**Task objective:** Will you quote all of the entries, word for word?

____________________

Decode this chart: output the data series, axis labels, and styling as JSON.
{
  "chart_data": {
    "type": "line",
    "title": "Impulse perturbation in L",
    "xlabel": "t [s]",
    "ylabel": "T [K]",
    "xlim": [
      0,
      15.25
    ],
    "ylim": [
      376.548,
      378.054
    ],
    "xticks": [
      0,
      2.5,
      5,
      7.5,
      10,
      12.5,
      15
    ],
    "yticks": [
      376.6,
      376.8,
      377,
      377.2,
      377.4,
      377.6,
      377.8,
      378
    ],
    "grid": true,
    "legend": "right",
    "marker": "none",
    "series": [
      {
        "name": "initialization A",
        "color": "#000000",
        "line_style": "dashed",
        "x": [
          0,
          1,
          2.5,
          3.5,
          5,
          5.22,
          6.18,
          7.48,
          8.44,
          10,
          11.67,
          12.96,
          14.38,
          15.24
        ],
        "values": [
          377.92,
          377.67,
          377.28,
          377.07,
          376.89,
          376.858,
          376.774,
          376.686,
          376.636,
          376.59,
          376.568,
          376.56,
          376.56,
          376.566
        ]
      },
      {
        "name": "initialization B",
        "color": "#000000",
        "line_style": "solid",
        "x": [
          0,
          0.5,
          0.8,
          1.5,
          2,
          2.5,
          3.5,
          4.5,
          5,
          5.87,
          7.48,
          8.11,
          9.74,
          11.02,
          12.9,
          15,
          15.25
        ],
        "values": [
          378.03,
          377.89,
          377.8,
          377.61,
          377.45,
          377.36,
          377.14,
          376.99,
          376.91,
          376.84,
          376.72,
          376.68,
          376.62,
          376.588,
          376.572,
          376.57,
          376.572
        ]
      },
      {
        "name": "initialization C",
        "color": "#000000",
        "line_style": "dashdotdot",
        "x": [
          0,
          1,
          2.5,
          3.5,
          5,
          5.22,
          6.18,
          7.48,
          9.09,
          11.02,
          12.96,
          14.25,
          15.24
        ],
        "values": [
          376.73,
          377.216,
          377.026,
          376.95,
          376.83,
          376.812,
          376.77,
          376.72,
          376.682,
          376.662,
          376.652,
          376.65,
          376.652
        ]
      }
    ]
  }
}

____________________

**Exercise solution:**
Decode this chart: output the data series, axis labels, and styling as JSON.
{
  "chart_data": {
    "type": "line",
    "title": "Impulse perturbation in L",
    "xlabel": "t [s]",
    "ylabel": "T [K]",
    "xlim": [
      0,
      15.25
    ],
    "ylim": [
      376.548,
      378.054
    ],
    "xticks": [
      0,
      2.5,
      5,
      7.5,
      10,
      12.5,
      15
    ],
    "yticks": [
      376.6,
      376.8,
      377,
      377.2,
      377.4,
      377.6,
      377.8,
      378
    ],
    "grid": true,
    "legend": "right",
    "marker": "none",
    "series": [
      {
        "name": "initialization A",
        "color": "#000000",
        "line_style": "dashed",
        "x": [
          0,
          1,
          2.5,
          3.5,
          5,
          5.22,
          6.18,
          7.48,
          8.44,
          10,
          11.67,
          12.96,
          14.38,
          15.24
        ],
        "values": [
          377.92,
          377.67,
          377.28,
          377.07,
          376.89,
          376.858,
          376.774,
          376.686,
          376.636,
          376.59,
          376.568,
          376.56,
          376.56,
          376.566
        ]
      },
      {
        "name": "initialization B",
        "color": "#000000",
        "line_style": "solid",
        "x": [
          0,
          0.5,
          0.8,
          1.5,
          2,
          2.5,
          3.5,
          4.5,
          5,
          5.87,
          7.48,
          8.11,
          9.74,
          11.02,
          12.9,
          15,
          15.25
        ],
        "values": [
          378.03,
          377.89,
          377.8,
          377.61,
          377.45,
          377.36,
          377.14,
          376.99,
          376.91,
          376.84,
          376.72,
          376.68,
          376.62,
          376.588,
          376.572,
          376.57,
          376.572
        ]
      },
      {
        "name": "initialization C",
        "color": "#000000",
        "line_style": "dashdotdot",
        "x": [
          0,
          1,
          2.5,
          3.5,
          5,
          5.22,
          6.18,
          7.48,
          9.09,
          11.02,
          12.96,
          14.25,
          15.24
        ],
        "values": [
          376.73,
          377.216,
          377.026,
          376.95,
          376.83,
          376.812,
          376.77,
          376.72,
          376.682,
          376.662,
          376.652,
          376.65,
          376.652
        ]
      }
    ]
  }
}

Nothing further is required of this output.